# Start of Document text

CMPSC 473 - Project #2 - Multi-Threaded Sorting

Due Date: March 3, 2009. 100 points

Single person project. Do your own work!

In this project, you will write a program that takes an unsorted input and writes it to a file in the proper order. You will then take this program and enable it to work with multiple receiving threads. The threads have their own local store of buffers that they have read, but otherwise share access to the source pipe, destination file, the index of the current entry to write, and the index of the last entry.

Use an IPC subsystem (either pipe, IPC, or shared memory -- I used mypipe) from the Project 1 to send a file to a multi-threaded receiver process. The sender obtains a file consisting of a sequence of numbered lines (i.e., num line_text), but the lines are out of order. The sender forwards them to a receiver process that must print them to a file in order.

The receiver program will consist of six receiver threads and one main thread that creates the receivers. Each receiver thread runs the same code (rcv_file). When a thread receives an input line, it will store the input line and determine whether it has the next to be sent to the output file.

The program works as follows: type cse473-p2 input-file output-file at the prompt. The input files will be provided. The output file will be a sorted version of the input file (i.e., you can see that the output has been sequenced properly).

# End of Document text

Written tasks
1. Copy the passage of the multi-threaded sorting project description from "The receiver program" to "the output file." word for word.
2. In the multi-threaded sorting project description, how many receiver threads does the receiver program consist of?

# Start of Listing

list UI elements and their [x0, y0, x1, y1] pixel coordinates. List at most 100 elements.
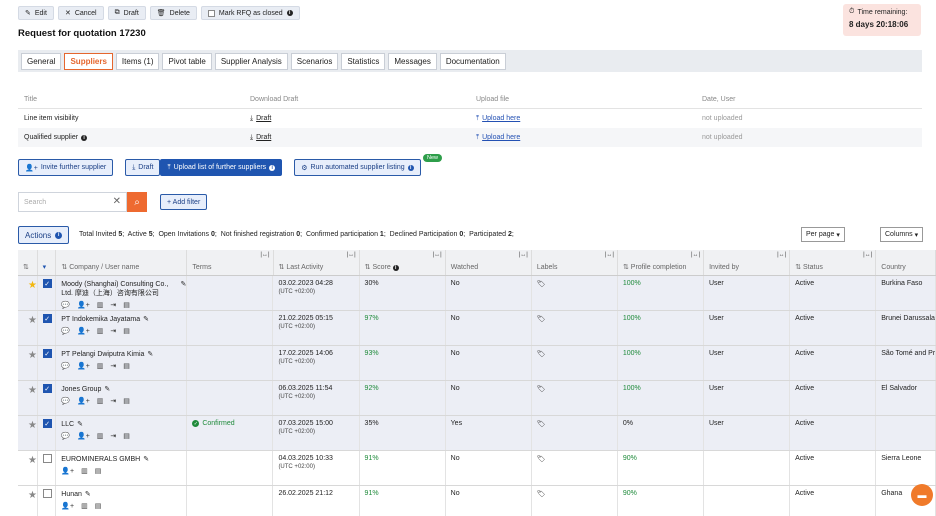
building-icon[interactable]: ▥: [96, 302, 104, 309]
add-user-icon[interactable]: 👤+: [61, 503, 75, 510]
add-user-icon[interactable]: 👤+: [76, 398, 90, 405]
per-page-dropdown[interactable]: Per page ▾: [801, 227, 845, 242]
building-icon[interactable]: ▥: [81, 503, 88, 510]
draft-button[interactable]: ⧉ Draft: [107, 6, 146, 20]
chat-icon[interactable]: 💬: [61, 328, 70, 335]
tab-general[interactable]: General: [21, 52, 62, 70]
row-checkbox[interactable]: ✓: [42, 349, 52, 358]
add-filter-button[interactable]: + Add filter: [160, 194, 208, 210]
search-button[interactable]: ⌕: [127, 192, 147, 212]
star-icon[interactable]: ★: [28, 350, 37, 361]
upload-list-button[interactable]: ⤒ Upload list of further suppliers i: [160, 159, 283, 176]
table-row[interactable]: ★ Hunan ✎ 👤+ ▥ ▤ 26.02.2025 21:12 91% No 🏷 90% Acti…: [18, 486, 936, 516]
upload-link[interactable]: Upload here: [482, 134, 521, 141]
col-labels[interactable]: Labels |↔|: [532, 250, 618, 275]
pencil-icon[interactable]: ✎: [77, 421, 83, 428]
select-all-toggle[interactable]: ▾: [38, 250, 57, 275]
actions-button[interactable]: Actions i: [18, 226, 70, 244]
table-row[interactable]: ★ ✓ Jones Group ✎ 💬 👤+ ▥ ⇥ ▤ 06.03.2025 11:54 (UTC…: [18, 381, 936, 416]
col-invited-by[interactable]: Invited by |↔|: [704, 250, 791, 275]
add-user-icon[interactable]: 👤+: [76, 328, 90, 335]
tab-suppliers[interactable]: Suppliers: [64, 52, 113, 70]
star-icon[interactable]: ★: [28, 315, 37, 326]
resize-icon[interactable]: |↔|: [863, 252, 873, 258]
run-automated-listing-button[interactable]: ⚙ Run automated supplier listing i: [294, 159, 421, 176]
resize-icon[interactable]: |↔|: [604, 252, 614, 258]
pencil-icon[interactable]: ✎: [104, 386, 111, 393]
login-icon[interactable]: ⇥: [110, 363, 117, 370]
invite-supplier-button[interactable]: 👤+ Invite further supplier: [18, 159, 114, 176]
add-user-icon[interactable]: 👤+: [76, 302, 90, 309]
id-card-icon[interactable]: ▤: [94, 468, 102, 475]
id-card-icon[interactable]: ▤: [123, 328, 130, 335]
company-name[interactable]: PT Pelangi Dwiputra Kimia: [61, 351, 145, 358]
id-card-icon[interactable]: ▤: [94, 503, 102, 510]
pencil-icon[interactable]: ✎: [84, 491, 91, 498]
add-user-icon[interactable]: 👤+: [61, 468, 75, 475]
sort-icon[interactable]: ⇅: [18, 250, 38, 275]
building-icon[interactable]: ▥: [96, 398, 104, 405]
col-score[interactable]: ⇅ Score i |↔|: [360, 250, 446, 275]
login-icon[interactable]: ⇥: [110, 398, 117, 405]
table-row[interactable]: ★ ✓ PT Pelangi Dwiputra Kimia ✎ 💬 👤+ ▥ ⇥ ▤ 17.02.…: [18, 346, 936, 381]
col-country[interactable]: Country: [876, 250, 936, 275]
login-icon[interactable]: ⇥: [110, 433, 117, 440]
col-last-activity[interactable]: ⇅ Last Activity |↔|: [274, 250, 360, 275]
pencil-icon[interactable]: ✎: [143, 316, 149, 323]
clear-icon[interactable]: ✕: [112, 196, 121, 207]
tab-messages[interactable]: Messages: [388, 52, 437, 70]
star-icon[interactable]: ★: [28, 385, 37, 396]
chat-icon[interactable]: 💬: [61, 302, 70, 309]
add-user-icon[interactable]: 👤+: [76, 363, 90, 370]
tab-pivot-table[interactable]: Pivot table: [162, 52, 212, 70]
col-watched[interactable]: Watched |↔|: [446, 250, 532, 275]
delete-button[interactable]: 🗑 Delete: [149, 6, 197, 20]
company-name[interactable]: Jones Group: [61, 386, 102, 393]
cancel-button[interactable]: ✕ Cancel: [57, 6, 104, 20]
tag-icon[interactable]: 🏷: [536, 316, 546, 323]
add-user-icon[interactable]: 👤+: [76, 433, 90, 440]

# End of Listing

Results of the tasks
1.
The receiver program will consist of six receiver threads and one main thread that creates the receivers. Each receiver thread runs the same code (rcv_file). When a thread receives an input line, it will store the input line and determine whether it has the next to be sent to the output file.

2. Six receiver threads.